■ Given task:
Find every line containing the word "logic" in the records below; report only how many there are.

■ Material to process:
—————

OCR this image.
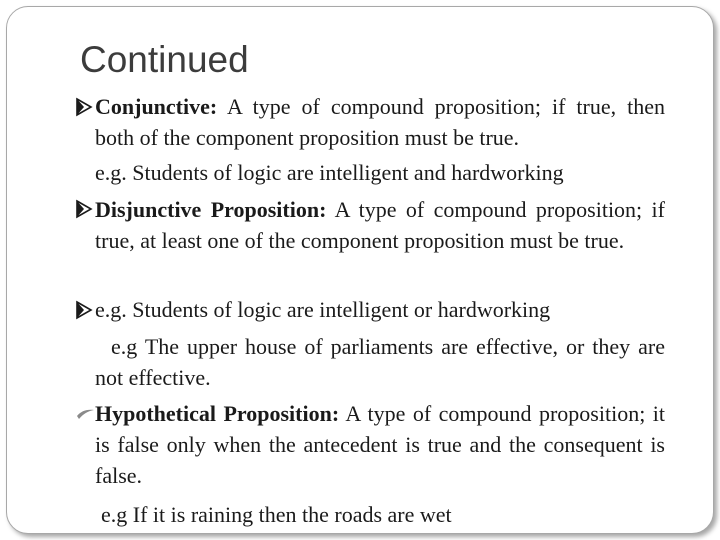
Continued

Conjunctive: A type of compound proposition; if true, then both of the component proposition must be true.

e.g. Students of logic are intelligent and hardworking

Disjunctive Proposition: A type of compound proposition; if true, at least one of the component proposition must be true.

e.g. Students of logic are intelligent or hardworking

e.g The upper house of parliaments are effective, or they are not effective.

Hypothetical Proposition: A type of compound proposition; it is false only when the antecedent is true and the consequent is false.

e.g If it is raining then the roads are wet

—————

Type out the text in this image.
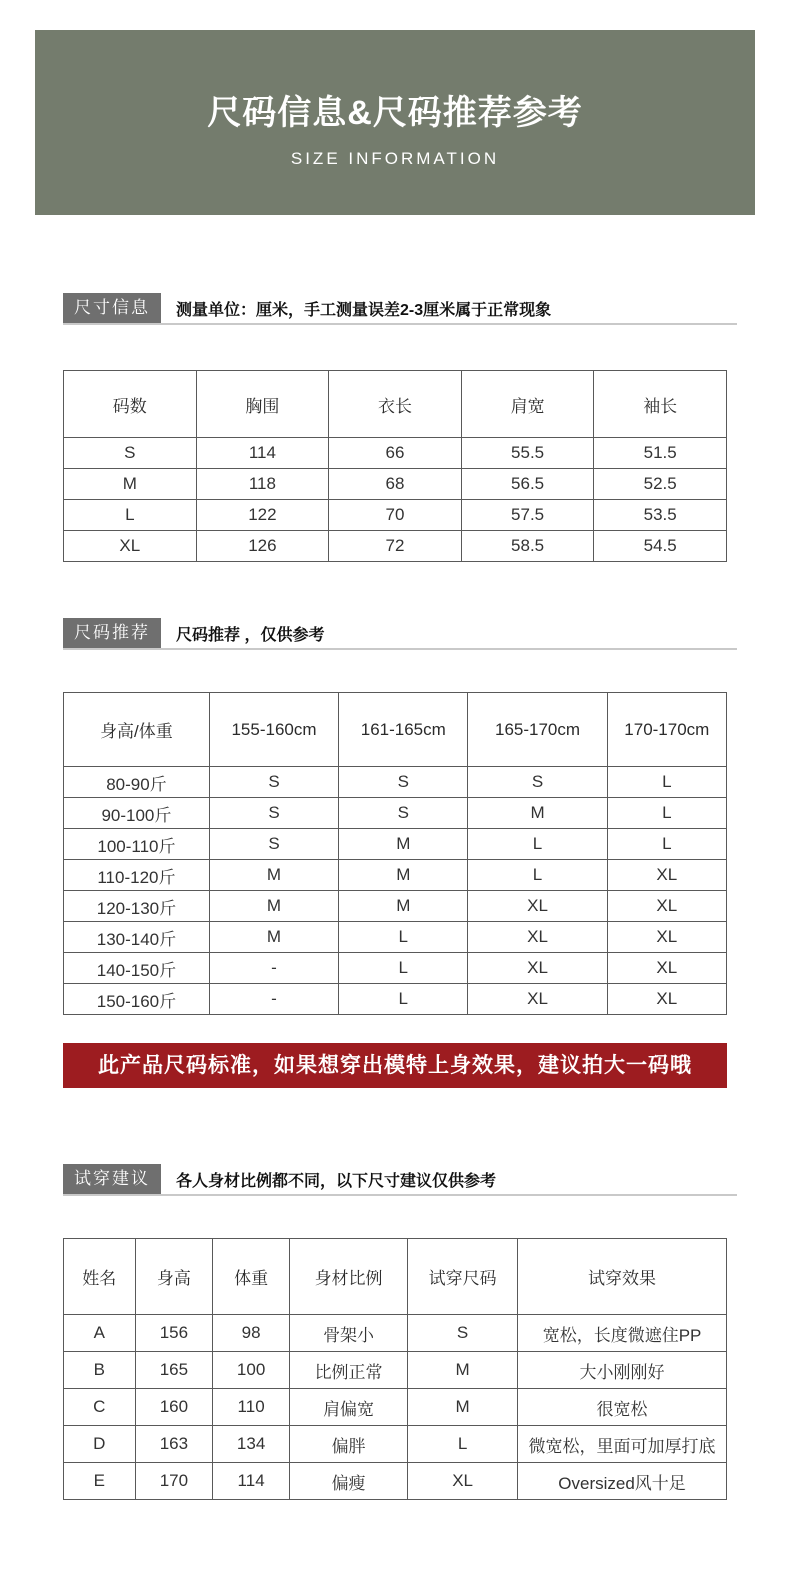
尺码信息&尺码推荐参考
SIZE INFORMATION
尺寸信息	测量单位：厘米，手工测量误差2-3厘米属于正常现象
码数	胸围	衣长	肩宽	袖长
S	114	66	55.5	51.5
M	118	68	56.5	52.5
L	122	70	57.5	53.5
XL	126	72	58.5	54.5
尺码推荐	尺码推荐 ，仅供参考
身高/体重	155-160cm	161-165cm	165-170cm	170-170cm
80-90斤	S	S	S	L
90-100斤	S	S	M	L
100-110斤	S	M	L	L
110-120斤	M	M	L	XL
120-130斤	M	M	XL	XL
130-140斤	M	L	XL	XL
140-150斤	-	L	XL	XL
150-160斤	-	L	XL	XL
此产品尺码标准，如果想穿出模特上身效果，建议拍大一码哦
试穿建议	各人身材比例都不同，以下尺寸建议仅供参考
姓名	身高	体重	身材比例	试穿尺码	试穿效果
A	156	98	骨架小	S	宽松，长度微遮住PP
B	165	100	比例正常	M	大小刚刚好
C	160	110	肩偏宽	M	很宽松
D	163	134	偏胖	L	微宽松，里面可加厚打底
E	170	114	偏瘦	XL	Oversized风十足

—————

■ Solution to this problem:
2